Supplied records
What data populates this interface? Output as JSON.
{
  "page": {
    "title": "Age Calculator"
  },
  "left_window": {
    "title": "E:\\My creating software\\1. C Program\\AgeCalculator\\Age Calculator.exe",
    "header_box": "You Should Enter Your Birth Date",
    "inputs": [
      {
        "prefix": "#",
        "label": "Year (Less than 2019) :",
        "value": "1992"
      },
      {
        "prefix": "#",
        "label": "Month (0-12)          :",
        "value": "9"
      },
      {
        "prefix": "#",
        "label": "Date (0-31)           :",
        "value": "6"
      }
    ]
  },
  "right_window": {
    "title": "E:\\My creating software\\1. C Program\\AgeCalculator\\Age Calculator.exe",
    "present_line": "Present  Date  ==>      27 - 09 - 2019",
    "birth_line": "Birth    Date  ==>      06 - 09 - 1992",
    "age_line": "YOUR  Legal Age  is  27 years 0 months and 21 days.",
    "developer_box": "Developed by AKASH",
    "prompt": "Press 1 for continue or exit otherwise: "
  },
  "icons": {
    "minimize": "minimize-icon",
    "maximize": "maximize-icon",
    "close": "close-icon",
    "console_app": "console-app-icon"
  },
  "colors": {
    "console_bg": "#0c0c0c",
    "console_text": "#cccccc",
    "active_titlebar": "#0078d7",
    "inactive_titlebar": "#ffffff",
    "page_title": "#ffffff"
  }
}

Instructions to follow
Repeat all of the records above exactly as they appear.

Exercise response
What data populates this interface? Output as JSON.
{
  "page": {
    "title": "Age Calculator"
  },
  "left_window": {
    "title": "E:\\My creating software\\1. C Program\\AgeCalculator\\Age Calculator.exe",
    "header_box": "You Should Enter Your Birth Date",
    "inputs": [
      {
        "prefix": "#",
        "label": "Year (Less than 2019) :",
        "value": "1992"
      },
      {
        "prefix": "#",
        "label": "Month (0-12)          :",
        "value": "9"
      },
      {
        "prefix": "#",
        "label": "Date (0-31)           :",
        "value": "6"
      }
    ]
  },
  "right_window": {
    "title": "E:\\My creating software\\1. C Program\\AgeCalculator\\Age Calculator.exe",
    "present_line": "Present  Date  ==>      27 - 09 - 2019",
    "birth_line": "Birth    Date  ==>      06 - 09 - 1992",
    "age_line": "YOUR  Legal Age  is  27 years 0 months and 21 days.",
    "developer_box": "Developed by AKASH",
    "prompt": "Press 1 for continue or exit otherwise: "
  },
  "icons": {
    "minimize": "minimize-icon",
    "maximize": "maximize-icon",
    "close": "close-icon",
    "console_app": "console-app-icon"
  },
  "colors": {
    "console_bg": "#0c0c0c",
    "console_text": "#cccccc",
    "active_titlebar": "#0078d7",
    "inactive_titlebar": "#ffffff",
    "page_title": "#ffffff"
  }
}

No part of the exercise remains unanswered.